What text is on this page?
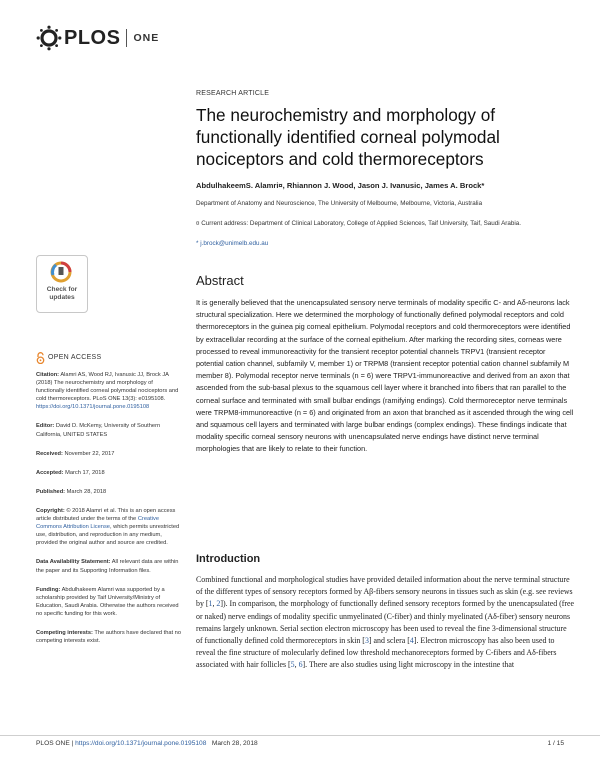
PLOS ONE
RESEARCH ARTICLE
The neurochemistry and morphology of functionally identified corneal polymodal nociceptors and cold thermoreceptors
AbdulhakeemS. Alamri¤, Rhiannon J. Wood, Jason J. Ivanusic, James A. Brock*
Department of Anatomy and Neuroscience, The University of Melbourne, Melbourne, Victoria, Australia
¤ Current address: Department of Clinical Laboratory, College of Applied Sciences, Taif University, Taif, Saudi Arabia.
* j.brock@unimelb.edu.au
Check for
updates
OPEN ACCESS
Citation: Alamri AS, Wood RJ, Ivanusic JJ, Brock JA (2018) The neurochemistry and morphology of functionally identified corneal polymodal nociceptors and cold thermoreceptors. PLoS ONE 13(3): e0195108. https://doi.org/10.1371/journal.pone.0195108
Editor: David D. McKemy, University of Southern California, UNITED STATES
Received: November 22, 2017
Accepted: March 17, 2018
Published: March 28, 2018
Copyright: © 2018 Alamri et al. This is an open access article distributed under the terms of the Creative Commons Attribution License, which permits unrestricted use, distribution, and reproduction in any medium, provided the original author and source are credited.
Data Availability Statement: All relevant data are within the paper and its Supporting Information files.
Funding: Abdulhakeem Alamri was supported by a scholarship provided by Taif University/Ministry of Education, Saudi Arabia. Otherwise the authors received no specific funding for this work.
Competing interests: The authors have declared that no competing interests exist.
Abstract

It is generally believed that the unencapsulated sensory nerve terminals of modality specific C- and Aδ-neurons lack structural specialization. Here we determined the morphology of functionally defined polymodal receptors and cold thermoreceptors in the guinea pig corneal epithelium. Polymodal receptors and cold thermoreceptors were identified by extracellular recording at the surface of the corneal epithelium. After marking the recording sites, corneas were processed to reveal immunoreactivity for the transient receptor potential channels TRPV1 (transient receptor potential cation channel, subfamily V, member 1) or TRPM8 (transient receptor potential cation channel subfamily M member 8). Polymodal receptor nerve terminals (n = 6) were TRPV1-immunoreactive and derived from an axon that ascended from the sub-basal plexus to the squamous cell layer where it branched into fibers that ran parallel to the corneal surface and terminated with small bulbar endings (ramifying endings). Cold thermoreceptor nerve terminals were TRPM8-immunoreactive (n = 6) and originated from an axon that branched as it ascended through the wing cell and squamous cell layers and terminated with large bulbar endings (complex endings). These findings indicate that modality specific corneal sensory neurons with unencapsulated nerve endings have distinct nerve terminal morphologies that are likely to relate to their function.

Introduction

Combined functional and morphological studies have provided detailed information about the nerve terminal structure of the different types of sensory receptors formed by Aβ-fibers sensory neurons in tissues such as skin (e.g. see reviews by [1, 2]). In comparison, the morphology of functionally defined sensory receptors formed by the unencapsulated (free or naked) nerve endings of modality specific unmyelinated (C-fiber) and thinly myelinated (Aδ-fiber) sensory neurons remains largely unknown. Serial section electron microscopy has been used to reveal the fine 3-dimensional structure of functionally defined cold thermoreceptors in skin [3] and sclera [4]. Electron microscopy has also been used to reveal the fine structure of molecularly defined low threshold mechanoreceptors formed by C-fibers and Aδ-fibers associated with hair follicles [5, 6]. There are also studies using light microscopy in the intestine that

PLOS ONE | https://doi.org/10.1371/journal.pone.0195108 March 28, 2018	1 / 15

Task brief:
Give nothing but the number of lines containing the string "neurochemistry".

The result:
2